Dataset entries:
* Start *

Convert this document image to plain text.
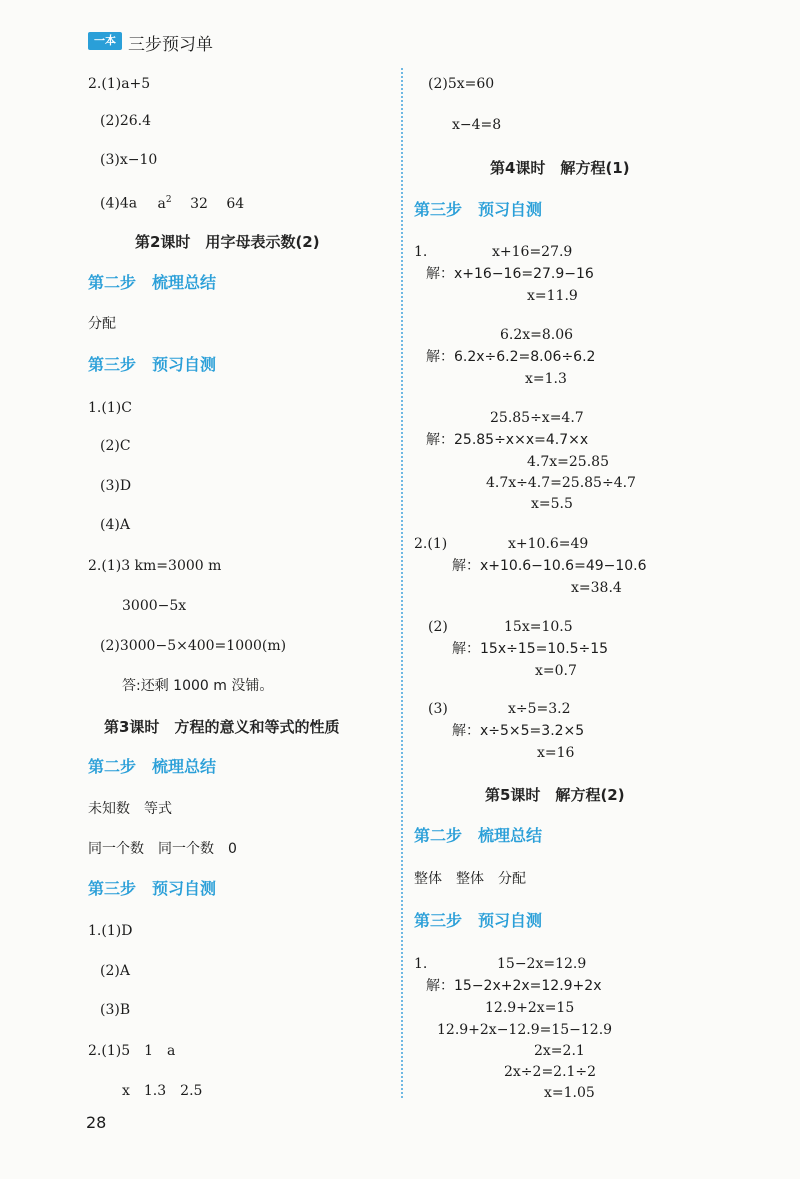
一本 三步预习单
2.(1)a+5
(2)26.4
(3)x−10
(4)4a $a^2$ 32 64
第2课时　用字母表示数(2)
第二步　梳理总结
分配
第三步　预习自测
1.(1)C
(2)C
(3)D
(4)A
2.(1)3 km=3000 m
3000−5x
(2)3000−5×400=1000(m)
答:还剩 1000 m 没铺。
第3课时　方程的意义和等式的性质
第二步　梳理总结
未知数　等式
同一个数　同一个数　0
第三步　预习自测
1.(1)D
(2)A
(3)B
2.(1)5　1　a
x　1.3　2.5
(2)5x=60
x−4=8
第4课时　解方程(1)
第三步　预习自测
1.	x+16=27.9
解：x+16−16=27.9−16
x=11.9
6.2x=8.06
解：6.2x÷6.2=8.06÷6.2
x=1.3
25.85÷x=4.7
解：25.85÷x×x=4.7×x
4.7x=25.85
4.7x÷4.7=25.85÷4.7
x=5.5
2.(1)	x+10.6=49
解：x+10.6−10.6=49−10.6
x=38.4
(2)	15x=10.5
解：15x÷15=10.5÷15
x=0.7
(3)	x÷5=3.2
解：x÷5×5=3.2×5
x=16
第5课时　解方程(2)
第二步　梳理总结
整体　整体　分配
第三步　预习自测
1.	15−2x=12.9
解：15−2x+2x=12.9+2x
12.9+2x=15
12.9+2x−12.9=15−12.9
2x=2.1
2x÷2=2.1÷2
x=1.05
28
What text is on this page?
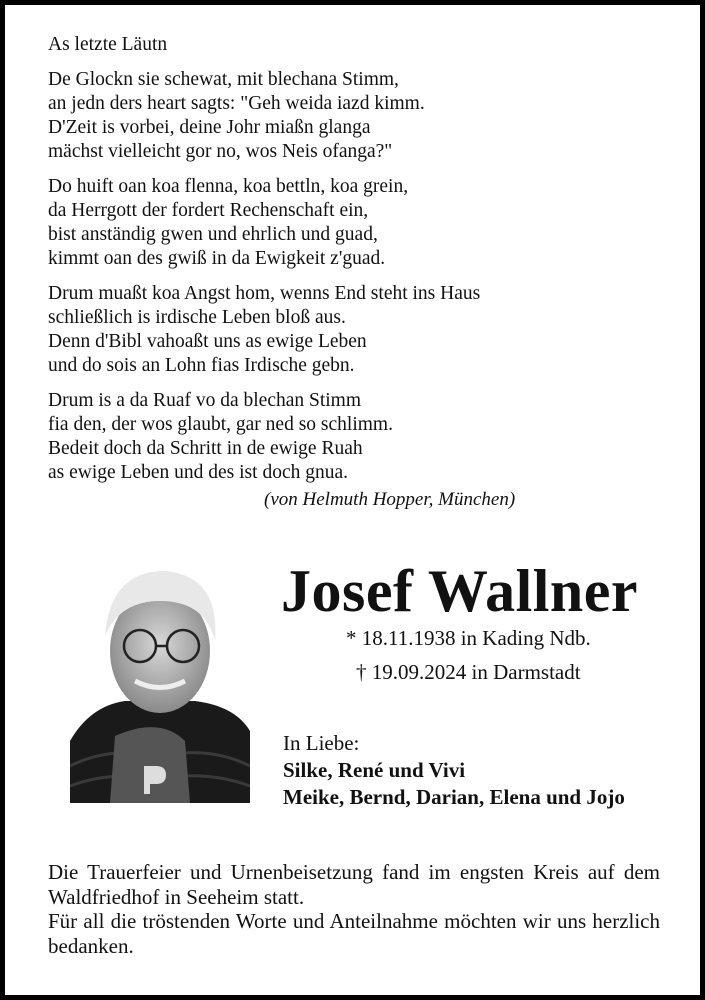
As letzte Läutn
De Glockn sie schewat, mit blechana Stimm,
an jedn ders heart sagts: "Geh weida iazd kimm.
D'Zeit is vorbei, deine Johr miaßn glanga
mächst vielleicht gor no, wos Neis ofanga?"
Do huift oan koa flenna, koa bettln, koa grein,
da Herrgott der fordert Rechenschaft ein,
bist anständig gwen und ehrlich und guad,
kimmt oan des gwiß in da Ewigkeit z'guad.
Drum muaßt koa Angst hom, wenns End steht ins Haus
schließlich is irdische Leben bloß aus.
Denn d'Bibl vahoaßt uns as ewige Leben
und do sois an Lohn fias Irdische gebn.
Drum is a da Ruaf vo da blechan Stimm
fia den, der wos glaubt, gar ned so schlimm.
Bedeit doch da Schritt in de ewige Ruah
as ewige Leben und des ist doch gnua.
(von Helmuth Hopper, München)
Josef Wallner
* 18.11.1938 in Kading Ndb.
† 19.09.2024 in Darmstadt
In Liebe:
Silke, René und Vivi
Meike, Bernd, Darian, Elena und Jojo
Die Trauerfeier und Urnenbeisetzung fand im engsten Kreis auf dem Waldfriedhof in Seeheim statt.
Für all die tröstenden Worte und Anteilnahme möchten wir uns herzlich bedanken.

* End *

CHALLENGE: Look over the material above and show each line where "Drum" appears.

RESULT FOR THIS EXERCISE:
Drum muaßt koa Angst hom, wenns End steht ins Haus
Drum is a da Ruaf vo da blechan Stimm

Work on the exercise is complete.